Stated task -> The records that follow are to be repeated without alteration.

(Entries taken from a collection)
================================

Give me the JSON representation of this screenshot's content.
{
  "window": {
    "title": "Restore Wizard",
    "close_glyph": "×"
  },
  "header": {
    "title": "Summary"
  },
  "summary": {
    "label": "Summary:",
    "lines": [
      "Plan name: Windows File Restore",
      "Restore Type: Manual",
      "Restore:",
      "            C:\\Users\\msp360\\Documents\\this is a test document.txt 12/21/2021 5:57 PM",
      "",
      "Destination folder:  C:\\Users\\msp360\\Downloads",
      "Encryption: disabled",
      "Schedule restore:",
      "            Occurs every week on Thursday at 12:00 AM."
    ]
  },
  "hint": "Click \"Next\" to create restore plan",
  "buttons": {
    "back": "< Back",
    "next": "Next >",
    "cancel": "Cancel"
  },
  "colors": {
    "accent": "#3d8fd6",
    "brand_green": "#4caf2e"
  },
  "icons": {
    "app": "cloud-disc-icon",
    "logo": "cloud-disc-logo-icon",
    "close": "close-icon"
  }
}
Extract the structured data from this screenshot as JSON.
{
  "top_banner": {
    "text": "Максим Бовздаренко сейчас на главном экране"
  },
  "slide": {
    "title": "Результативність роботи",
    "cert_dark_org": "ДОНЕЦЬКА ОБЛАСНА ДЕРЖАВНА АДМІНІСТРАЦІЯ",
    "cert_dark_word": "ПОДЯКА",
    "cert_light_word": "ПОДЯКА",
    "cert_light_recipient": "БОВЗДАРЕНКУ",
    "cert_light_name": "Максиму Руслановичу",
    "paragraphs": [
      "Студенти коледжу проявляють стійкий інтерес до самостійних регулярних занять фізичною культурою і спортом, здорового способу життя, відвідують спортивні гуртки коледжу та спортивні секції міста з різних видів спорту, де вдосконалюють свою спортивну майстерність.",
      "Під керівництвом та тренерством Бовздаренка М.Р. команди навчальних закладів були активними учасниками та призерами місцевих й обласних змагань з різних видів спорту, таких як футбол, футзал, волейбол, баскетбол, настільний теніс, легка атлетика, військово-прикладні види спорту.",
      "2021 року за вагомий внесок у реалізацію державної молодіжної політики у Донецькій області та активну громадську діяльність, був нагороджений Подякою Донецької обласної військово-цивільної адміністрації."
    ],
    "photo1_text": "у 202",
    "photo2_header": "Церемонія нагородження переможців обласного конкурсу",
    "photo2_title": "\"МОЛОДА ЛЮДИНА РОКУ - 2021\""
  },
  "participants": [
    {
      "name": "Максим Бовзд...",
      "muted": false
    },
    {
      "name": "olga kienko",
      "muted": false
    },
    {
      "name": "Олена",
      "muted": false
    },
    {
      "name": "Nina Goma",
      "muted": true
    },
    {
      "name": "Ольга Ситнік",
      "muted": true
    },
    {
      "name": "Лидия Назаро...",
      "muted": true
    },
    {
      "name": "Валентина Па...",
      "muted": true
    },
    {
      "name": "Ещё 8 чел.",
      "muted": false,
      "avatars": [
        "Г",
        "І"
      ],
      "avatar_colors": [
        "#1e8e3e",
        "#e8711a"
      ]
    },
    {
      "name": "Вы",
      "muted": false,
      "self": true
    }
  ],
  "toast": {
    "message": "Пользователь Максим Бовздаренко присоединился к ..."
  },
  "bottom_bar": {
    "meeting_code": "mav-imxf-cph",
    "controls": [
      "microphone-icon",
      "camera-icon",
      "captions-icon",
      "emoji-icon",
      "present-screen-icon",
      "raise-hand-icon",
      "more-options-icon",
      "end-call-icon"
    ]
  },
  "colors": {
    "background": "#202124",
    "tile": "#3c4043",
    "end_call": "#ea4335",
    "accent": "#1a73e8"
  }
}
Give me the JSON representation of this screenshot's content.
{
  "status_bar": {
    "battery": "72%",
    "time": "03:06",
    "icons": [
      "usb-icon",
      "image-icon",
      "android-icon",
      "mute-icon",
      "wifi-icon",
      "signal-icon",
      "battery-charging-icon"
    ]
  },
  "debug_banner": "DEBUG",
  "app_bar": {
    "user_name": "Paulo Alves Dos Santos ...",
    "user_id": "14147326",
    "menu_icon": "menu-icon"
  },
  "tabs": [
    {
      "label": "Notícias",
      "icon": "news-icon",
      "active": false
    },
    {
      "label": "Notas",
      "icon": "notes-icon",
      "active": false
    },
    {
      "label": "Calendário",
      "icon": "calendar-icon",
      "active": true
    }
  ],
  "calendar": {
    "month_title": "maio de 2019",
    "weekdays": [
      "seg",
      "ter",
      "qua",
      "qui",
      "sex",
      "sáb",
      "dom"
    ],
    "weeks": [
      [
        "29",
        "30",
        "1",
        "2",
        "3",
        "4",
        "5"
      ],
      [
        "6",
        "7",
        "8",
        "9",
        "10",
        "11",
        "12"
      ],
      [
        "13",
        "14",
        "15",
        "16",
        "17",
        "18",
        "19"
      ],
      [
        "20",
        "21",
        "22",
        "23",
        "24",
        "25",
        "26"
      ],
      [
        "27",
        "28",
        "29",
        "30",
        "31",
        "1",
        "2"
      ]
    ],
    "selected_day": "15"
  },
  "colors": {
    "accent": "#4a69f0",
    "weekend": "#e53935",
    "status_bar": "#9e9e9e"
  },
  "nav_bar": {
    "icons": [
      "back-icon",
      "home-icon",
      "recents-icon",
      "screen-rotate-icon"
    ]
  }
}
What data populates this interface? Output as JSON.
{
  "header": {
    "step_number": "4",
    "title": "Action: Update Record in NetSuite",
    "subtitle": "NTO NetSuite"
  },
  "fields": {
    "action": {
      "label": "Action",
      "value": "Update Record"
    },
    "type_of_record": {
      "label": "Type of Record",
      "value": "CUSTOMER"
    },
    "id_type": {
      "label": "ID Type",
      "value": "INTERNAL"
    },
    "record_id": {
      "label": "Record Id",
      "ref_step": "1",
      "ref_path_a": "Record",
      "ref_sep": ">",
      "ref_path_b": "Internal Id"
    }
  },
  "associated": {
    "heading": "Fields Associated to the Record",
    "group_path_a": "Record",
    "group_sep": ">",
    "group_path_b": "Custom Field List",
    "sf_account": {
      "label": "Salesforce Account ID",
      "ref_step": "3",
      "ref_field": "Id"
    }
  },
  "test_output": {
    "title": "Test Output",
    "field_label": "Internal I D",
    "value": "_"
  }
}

================================

Answer to the exercise ->
Give me the JSON representation of this screenshot's content.
{
  "window": {
    "title": "Restore Wizard",
    "close_glyph": "×"
  },
  "header": {
    "title": "Summary"
  },
  "summary": {
    "label": "Summary:",
    "lines": [
      "Plan name: Windows File Restore",
      "Restore Type: Manual",
      "Restore:",
      "            C:\\Users\\msp360\\Documents\\this is a test document.txt 12/21/2021 5:57 PM",
      "",
      "Destination folder:  C:\\Users\\msp360\\Downloads",
      "Encryption: disabled",
      "Schedule restore:",
      "            Occurs every week on Thursday at 12:00 AM."
    ]
  },
  "hint": "Click \"Next\" to create restore plan",
  "buttons": {
    "back": "< Back",
    "next": "Next >",
    "cancel": "Cancel"
  },
  "colors": {
    "accent": "#3d8fd6",
    "brand_green": "#4caf2e"
  },
  "icons": {
    "app": "cloud-disc-icon",
    "logo": "cloud-disc-logo-icon",
    "close": "close-icon"
  }
}
Extract the structured data from this screenshot as JSON.
{
  "top_banner": {
    "text": "Максим Бовздаренко сейчас на главном экране"
  },
  "slide": {
    "title": "Результативність роботи",
    "cert_dark_org": "ДОНЕЦЬКА ОБЛАСНА ДЕРЖАВНА АДМІНІСТРАЦІЯ",
    "cert_dark_word": "ПОДЯКА",
    "cert_light_word": "ПОДЯКА",
    "cert_light_recipient": "БОВЗДАРЕНКУ",
    "cert_light_name": "Максиму Руслановичу",
    "paragraphs": [
      "Студенти коледжу проявляють стійкий інтерес до самостійних регулярних занять фізичною культурою і спортом, здорового способу життя, відвідують спортивні гуртки коледжу та спортивні секції міста з різних видів спорту, де вдосконалюють свою спортивну майстерність.",
      "Під керівництвом та тренерством Бовздаренка М.Р. команди навчальних закладів були активними учасниками та призерами місцевих й обласних змагань з різних видів спорту, таких як футбол, футзал, волейбол, баскетбол, настільний теніс, легка атлетика, військово-прикладні види спорту.",
      "2021 року за вагомий внесок у реалізацію державної молодіжної політики у Донецькій області та активну громадську діяльність, був нагороджений Подякою Донецької обласної військово-цивільної адміністрації."
    ],
    "photo1_text": "у 202",
    "photo2_header": "Церемонія нагородження переможців обласного конкурсу",
    "photo2_title": "\"МОЛОДА ЛЮДИНА РОКУ - 2021\""
  },
  "participants": [
    {
      "name": "Максим Бовзд...",
      "muted": false
    },
    {
      "name": "olga kienko",
      "muted": false
    },
    {
      "name": "Олена",
      "muted": false
    },
    {
      "name": "Nina Goma",
      "muted": true
    },
    {
      "name": "Ольга Ситнік",
      "muted": true
    },
    {
      "name": "Лидия Назаро...",
      "muted": true
    },
    {
      "name": "Валентина Па...",
      "muted": true
    },
    {
      "name": "Ещё 8 чел.",
      "muted": false,
      "avatars": [
        "Г",
        "І"
      ],
      "avatar_colors": [
        "#1e8e3e",
        "#e8711a"
      ]
    },
    {
      "name": "Вы",
      "muted": false,
      "self": true
    }
  ],
  "toast": {
    "message": "Пользователь Максим Бовздаренко присоединился к ..."
  },
  "bottom_bar": {
    "meeting_code": "mav-imxf-cph",
    "controls": [
      "microphone-icon",
      "camera-icon",
      "captions-icon",
      "emoji-icon",
      "present-screen-icon",
      "raise-hand-icon",
      "more-options-icon",
      "end-call-icon"
    ]
  },
  "colors": {
    "background": "#202124",
    "tile": "#3c4043",
    "end_call": "#ea4335",
    "accent": "#1a73e8"
  }
}
Give me the JSON representation of this screenshot's content.
{
  "status_bar": {
    "battery": "72%",
    "time": "03:06",
    "icons": [
      "usb-icon",
      "image-icon",
      "android-icon",
      "mute-icon",
      "wifi-icon",
      "signal-icon",
      "battery-charging-icon"
    ]
  },
  "debug_banner": "DEBUG",
  "app_bar": {
    "user_name": "Paulo Alves Dos Santos ...",
    "user_id": "14147326",
    "menu_icon": "menu-icon"
  },
  "tabs": [
    {
      "label": "Notícias",
      "icon": "news-icon",
      "active": false
    },
    {
      "label": "Notas",
      "icon": "notes-icon",
      "active": false
    },
    {
      "label": "Calendário",
      "icon": "calendar-icon",
      "active": true
    }
  ],
  "calendar": {
    "month_title": "maio de 2019",
    "weekdays": [
      "seg",
      "ter",
      "qua",
      "qui",
      "sex",
      "sáb",
      "dom"
    ],
    "weeks": [
      [
        "29",
        "30",
        "1",
        "2",
        "3",
        "4",
        "5"
      ],
      [
        "6",
        "7",
        "8",
        "9",
        "10",
        "11",
        "12"
      ],
      [
        "13",
        "14",
        "15",
        "16",
        "17",
        "18",
        "19"
      ],
      [
        "20",
        "21",
        "22",
        "23",
        "24",
        "25",
        "26"
      ],
      [
        "27",
        "28",
        "29",
        "30",
        "31",
        "1",
        "2"
      ]
    ],
    "selected_day": "15"
  },
  "colors": {
    "accent": "#4a69f0",
    "weekend": "#e53935",
    "status_bar": "#9e9e9e"
  },
  "nav_bar": {
    "icons": [
      "back-icon",
      "home-icon",
      "recents-icon",
      "screen-rotate-icon"
    ]
  }
}
What data populates this interface? Output as JSON.
{
  "header": {
    "step_number": "4",
    "title": "Action: Update Record in NetSuite",
    "subtitle": "NTO NetSuite"
  },
  "fields": {
    "action": {
      "label": "Action",
      "value": "Update Record"
    },
    "type_of_record": {
      "label": "Type of Record",
      "value": "CUSTOMER"
    },
    "id_type": {
      "label": "ID Type",
      "value": "INTERNAL"
    },
    "record_id": {
      "label": "Record Id",
      "ref_step": "1",
      "ref_path_a": "Record",
      "ref_sep": ">",
      "ref_path_b": "Internal Id"
    }
  },
  "associated": {
    "heading": "Fields Associated to the Record",
    "group_path_a": "Record",
    "group_sep": ">",
    "group_path_b": "Custom Field List",
    "sf_account": {
      "label": "Salesforce Account ID",
      "ref_step": "3",
      "ref_field": "Id"
    }
  },
  "test_output": {
    "title": "Test Output",
    "field_label": "Internal I D",
    "value": "_"
  }
}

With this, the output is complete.